STATED TASK: Word for word, restate every line of the listing that follows.

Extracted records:
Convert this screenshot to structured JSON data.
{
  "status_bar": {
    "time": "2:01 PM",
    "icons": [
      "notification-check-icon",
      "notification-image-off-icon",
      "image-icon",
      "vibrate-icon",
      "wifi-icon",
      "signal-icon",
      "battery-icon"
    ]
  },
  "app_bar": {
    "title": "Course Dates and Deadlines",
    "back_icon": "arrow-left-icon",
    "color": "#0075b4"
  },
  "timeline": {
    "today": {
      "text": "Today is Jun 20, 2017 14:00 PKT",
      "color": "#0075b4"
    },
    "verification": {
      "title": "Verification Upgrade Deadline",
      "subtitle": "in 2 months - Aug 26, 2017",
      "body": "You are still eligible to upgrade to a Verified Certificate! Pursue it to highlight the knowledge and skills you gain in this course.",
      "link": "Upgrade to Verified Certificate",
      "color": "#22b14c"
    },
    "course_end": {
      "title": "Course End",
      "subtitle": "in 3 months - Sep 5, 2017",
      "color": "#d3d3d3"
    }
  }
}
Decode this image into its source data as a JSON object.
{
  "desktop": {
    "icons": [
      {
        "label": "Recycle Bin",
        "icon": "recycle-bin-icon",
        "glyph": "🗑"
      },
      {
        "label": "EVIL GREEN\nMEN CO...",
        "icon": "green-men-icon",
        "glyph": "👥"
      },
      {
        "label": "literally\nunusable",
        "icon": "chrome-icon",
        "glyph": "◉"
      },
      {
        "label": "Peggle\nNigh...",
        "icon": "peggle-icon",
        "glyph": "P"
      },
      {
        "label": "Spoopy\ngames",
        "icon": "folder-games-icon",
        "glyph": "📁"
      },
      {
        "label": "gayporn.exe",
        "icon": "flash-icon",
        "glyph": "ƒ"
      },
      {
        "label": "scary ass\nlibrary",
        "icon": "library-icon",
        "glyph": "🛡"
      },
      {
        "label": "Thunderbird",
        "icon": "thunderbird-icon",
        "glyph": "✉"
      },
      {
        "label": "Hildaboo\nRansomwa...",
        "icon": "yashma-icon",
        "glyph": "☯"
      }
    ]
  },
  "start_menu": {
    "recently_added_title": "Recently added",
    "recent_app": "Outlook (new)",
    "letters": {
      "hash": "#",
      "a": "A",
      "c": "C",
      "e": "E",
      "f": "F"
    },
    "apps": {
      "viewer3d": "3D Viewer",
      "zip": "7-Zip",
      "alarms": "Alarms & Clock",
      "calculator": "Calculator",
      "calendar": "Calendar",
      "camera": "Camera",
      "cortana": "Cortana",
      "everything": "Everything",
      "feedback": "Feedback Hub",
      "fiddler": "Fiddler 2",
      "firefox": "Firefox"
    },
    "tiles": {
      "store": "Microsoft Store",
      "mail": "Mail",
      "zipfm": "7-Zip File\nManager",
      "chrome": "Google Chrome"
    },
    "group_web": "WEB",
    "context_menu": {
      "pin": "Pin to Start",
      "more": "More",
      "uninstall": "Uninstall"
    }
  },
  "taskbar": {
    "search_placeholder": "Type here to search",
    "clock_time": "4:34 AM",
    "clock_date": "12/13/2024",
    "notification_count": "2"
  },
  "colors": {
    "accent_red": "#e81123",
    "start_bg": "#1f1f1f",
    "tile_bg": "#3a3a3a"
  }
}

THE REPLY:
Convert this screenshot to structured JSON data.
{
  "status_bar": {
    "time": "2:01 PM",
    "icons": [
      "notification-check-icon",
      "notification-image-off-icon",
      "image-icon",
      "vibrate-icon",
      "wifi-icon",
      "signal-icon",
      "battery-icon"
    ]
  },
  "app_bar": {
    "title": "Course Dates and Deadlines",
    "back_icon": "arrow-left-icon",
    "color": "#0075b4"
  },
  "timeline": {
    "today": {
      "text": "Today is Jun 20, 2017 14:00 PKT",
      "color": "#0075b4"
    },
    "verification": {
      "title": "Verification Upgrade Deadline",
      "subtitle": "in 2 months - Aug 26, 2017",
      "body": "You are still eligible to upgrade to a Verified Certificate! Pursue it to highlight the knowledge and skills you gain in this course.",
      "link": "Upgrade to Verified Certificate",
      "color": "#22b14c"
    },
    "course_end": {
      "title": "Course End",
      "subtitle": "in 3 months - Sep 5, 2017",
      "color": "#d3d3d3"
    }
  }
}
Decode this image into its source data as a JSON object.
{
  "desktop": {
    "icons": [
      {
        "label": "Recycle Bin",
        "icon": "recycle-bin-icon",
        "glyph": "🗑"
      },
      {
        "label": "EVIL GREEN\nMEN CO...",
        "icon": "green-men-icon",
        "glyph": "👥"
      },
      {
        "label": "literally\nunusable",
        "icon": "chrome-icon",
        "glyph": "◉"
      },
      {
        "label": "Peggle\nNigh...",
        "icon": "peggle-icon",
        "glyph": "P"
      },
      {
        "label": "Spoopy\ngames",
        "icon": "folder-games-icon",
        "glyph": "📁"
      },
      {
        "label": "gayporn.exe",
        "icon": "flash-icon",
        "glyph": "ƒ"
      },
      {
        "label": "scary ass\nlibrary",
        "icon": "library-icon",
        "glyph": "🛡"
      },
      {
        "label": "Thunderbird",
        "icon": "thunderbird-icon",
        "glyph": "✉"
      },
      {
        "label": "Hildaboo\nRansomwa...",
        "icon": "yashma-icon",
        "glyph": "☯"
      }
    ]
  },
  "start_menu": {
    "recently_added_title": "Recently added",
    "recent_app": "Outlook (new)",
    "letters": {
      "hash": "#",
      "a": "A",
      "c": "C",
      "e": "E",
      "f": "F"
    },
    "apps": {
      "viewer3d": "3D Viewer",
      "zip": "7-Zip",
      "alarms": "Alarms & Clock",
      "calculator": "Calculator",
      "calendar": "Calendar",
      "camera": "Camera",
      "cortana": "Cortana",
      "everything": "Everything",
      "feedback": "Feedback Hub",
      "fiddler": "Fiddler 2",
      "firefox": "Firefox"
    },
    "tiles": {
      "store": "Microsoft Store",
      "mail": "Mail",
      "zipfm": "7-Zip File\nManager",
      "chrome": "Google Chrome"
    },
    "group_web": "WEB",
    "context_menu": {
      "pin": "Pin to Start",
      "more": "More",
      "uninstall": "Uninstall"
    }
  },
  "taskbar": {
    "search_placeholder": "Type here to search",
    "clock_time": "4:34 AM",
    "clock_date": "12/13/2024",
    "notification_count": "2"
  },
  "colors": {
    "accent_red": "#e81123",
    "start_bg": "#1f1f1f",
    "tile_bg": "#3a3a3a"
  }
}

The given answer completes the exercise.